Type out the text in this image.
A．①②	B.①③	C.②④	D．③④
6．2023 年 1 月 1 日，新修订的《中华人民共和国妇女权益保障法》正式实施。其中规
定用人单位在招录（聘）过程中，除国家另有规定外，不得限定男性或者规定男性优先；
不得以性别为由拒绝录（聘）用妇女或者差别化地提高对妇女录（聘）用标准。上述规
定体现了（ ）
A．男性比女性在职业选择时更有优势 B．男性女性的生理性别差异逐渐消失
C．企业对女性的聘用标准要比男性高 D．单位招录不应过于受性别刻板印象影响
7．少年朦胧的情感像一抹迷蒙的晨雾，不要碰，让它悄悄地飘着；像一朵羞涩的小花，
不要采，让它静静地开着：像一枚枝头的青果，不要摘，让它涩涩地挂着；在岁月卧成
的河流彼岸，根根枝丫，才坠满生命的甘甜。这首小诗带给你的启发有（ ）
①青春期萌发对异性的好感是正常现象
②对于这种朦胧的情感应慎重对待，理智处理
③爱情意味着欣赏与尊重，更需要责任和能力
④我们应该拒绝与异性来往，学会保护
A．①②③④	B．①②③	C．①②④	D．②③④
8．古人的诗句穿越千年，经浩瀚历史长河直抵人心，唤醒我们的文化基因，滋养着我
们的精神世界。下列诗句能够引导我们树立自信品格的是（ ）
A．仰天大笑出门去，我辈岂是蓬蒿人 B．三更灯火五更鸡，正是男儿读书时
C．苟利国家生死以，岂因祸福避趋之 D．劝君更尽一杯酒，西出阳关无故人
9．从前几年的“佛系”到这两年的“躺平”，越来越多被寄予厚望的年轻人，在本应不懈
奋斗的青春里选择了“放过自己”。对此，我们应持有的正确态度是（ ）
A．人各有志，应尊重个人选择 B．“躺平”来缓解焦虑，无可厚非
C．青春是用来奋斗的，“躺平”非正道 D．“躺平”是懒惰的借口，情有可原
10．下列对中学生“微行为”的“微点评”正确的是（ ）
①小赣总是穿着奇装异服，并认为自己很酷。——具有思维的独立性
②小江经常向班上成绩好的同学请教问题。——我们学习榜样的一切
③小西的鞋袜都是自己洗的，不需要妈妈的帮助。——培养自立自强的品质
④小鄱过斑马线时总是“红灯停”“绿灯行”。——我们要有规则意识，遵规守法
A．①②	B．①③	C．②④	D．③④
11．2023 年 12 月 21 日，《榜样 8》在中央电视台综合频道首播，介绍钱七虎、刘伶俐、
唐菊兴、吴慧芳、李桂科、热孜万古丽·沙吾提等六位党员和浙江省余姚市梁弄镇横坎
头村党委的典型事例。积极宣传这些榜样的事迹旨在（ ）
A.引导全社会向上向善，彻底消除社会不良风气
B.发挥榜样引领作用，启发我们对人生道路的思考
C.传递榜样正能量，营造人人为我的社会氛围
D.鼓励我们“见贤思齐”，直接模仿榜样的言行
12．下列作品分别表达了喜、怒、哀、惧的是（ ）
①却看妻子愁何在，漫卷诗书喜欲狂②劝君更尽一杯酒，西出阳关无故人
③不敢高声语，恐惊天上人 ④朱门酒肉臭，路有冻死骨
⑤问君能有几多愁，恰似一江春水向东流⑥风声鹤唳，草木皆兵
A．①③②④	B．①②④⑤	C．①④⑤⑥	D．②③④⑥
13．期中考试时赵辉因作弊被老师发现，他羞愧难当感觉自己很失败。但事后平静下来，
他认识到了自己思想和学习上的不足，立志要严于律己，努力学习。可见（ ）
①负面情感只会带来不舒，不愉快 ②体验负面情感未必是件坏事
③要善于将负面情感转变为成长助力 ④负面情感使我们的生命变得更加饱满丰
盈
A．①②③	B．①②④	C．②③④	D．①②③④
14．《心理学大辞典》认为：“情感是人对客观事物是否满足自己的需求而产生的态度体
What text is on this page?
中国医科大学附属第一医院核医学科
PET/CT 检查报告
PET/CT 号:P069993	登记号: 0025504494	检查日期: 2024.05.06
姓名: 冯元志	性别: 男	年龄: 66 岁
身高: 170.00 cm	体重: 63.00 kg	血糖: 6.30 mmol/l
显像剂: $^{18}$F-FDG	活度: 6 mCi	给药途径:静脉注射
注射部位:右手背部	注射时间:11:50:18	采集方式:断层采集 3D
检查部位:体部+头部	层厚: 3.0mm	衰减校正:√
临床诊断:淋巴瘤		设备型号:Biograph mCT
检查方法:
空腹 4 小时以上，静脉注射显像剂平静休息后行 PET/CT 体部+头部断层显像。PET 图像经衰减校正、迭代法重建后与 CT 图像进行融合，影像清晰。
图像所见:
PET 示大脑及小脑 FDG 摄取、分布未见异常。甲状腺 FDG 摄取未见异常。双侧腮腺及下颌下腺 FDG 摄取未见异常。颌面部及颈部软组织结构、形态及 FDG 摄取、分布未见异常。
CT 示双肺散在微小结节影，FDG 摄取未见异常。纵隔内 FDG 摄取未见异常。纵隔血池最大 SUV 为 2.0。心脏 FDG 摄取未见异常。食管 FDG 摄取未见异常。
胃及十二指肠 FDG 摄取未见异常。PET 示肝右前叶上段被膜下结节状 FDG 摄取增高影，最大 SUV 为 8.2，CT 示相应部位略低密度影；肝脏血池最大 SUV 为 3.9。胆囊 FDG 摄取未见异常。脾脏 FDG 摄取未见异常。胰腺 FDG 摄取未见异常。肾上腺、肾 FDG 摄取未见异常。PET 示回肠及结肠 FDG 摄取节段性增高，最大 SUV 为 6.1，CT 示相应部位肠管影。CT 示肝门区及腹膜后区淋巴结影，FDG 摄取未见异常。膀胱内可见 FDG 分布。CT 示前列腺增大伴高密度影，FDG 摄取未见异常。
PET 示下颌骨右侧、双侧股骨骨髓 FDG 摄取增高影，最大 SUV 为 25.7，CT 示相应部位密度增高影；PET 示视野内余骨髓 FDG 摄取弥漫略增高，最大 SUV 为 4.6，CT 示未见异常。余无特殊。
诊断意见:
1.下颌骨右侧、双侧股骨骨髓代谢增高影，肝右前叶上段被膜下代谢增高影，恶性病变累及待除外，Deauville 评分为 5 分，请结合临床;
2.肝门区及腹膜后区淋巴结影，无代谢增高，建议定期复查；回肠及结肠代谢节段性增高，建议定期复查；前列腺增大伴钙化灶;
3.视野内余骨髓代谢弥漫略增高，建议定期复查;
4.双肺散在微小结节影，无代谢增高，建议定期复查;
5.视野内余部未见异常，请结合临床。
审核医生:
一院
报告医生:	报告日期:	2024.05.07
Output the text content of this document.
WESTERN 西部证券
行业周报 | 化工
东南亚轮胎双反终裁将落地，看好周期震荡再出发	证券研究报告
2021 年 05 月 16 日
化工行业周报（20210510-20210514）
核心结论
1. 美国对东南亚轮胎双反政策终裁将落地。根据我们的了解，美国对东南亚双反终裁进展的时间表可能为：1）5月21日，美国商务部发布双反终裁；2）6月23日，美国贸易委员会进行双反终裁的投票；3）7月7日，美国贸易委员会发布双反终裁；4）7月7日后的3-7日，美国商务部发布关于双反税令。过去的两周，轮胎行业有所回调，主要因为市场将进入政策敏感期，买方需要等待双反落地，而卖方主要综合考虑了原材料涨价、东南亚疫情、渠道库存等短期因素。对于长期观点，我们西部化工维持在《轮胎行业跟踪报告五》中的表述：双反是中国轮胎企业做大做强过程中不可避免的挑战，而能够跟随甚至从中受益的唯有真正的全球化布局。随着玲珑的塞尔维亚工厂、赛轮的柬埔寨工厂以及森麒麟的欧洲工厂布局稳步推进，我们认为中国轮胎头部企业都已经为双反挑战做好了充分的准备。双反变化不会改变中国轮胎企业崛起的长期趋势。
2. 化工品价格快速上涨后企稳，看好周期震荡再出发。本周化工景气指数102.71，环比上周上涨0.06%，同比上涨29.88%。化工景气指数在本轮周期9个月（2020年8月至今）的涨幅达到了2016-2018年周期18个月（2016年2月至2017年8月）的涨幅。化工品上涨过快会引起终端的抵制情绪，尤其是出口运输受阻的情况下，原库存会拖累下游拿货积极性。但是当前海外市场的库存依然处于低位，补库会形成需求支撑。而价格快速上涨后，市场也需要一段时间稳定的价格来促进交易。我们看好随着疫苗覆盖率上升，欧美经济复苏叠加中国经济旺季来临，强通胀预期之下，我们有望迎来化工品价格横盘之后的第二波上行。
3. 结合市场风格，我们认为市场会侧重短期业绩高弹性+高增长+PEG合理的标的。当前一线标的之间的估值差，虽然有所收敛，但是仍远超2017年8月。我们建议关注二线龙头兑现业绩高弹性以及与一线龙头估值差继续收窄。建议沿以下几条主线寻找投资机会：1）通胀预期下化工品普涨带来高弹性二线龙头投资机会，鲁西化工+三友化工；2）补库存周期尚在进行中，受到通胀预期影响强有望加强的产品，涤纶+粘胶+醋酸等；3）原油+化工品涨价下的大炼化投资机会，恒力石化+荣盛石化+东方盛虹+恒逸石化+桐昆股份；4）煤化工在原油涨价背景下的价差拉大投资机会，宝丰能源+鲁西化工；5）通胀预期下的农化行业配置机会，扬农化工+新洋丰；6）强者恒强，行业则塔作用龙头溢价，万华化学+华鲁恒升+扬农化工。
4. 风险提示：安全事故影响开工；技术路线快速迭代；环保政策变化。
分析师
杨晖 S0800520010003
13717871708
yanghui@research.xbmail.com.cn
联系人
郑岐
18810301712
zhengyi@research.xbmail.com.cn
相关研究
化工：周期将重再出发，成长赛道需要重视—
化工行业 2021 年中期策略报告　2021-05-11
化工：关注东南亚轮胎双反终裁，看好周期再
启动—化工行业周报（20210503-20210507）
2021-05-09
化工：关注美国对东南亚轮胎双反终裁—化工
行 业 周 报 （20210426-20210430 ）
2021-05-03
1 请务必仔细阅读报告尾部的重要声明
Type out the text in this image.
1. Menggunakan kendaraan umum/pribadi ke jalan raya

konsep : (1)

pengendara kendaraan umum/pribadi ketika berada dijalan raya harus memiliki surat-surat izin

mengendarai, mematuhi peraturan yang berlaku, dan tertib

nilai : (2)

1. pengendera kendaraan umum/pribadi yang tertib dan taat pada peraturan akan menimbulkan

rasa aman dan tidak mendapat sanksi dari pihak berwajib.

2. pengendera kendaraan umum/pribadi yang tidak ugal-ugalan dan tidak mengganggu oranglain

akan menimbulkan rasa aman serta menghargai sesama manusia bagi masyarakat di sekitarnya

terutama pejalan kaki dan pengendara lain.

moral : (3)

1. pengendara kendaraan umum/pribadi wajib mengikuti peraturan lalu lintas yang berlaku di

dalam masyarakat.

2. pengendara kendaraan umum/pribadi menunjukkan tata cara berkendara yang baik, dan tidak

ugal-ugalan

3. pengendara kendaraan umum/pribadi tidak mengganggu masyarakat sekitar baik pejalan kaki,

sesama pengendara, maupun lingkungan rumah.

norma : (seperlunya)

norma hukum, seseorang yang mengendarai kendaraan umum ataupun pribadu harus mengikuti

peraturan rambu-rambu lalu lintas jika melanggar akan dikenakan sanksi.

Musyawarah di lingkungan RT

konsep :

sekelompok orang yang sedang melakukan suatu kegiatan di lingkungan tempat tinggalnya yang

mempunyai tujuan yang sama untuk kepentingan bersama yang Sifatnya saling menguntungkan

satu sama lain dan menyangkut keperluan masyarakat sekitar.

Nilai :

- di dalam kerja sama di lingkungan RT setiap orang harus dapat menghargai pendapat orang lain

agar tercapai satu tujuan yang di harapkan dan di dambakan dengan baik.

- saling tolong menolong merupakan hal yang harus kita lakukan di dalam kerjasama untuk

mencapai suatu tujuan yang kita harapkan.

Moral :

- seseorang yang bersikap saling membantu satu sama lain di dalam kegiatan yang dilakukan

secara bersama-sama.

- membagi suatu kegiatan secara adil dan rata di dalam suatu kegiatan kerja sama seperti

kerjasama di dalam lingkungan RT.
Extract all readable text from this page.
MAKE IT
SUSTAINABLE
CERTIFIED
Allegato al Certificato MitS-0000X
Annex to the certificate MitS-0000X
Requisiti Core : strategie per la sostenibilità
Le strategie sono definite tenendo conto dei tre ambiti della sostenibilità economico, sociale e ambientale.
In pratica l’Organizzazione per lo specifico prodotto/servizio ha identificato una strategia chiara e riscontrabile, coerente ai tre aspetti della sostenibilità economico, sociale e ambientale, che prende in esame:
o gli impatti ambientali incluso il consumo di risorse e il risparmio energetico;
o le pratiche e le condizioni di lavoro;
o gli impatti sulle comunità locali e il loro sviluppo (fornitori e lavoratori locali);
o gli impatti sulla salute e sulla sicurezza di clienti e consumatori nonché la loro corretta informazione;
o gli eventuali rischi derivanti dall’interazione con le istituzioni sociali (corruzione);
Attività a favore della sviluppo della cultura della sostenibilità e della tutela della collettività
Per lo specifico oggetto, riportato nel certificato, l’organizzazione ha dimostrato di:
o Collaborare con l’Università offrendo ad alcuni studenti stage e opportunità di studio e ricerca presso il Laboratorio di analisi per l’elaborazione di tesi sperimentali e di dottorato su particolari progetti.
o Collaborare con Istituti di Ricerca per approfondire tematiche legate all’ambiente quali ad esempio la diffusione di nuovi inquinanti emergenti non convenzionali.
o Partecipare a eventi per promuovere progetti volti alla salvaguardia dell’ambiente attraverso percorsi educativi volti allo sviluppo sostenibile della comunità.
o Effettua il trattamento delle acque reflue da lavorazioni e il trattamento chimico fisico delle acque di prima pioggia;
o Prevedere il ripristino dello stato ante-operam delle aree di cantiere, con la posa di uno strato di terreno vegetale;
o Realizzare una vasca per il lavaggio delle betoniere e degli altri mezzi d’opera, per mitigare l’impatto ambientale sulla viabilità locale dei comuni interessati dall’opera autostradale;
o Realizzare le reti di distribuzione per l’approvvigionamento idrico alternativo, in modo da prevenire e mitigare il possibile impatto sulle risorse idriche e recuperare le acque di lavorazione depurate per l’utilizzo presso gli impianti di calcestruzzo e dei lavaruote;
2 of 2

◆ REQUIREMENT
Copy each line of the listing that contains the string "aman".

◆ OUTPUT
rasa aman dan tidak mendapat sanksi dari pihak berwajib.
akan menimbulkan rasa aman serta menghargai sesama manusia bagi masyarakat di sekitarnya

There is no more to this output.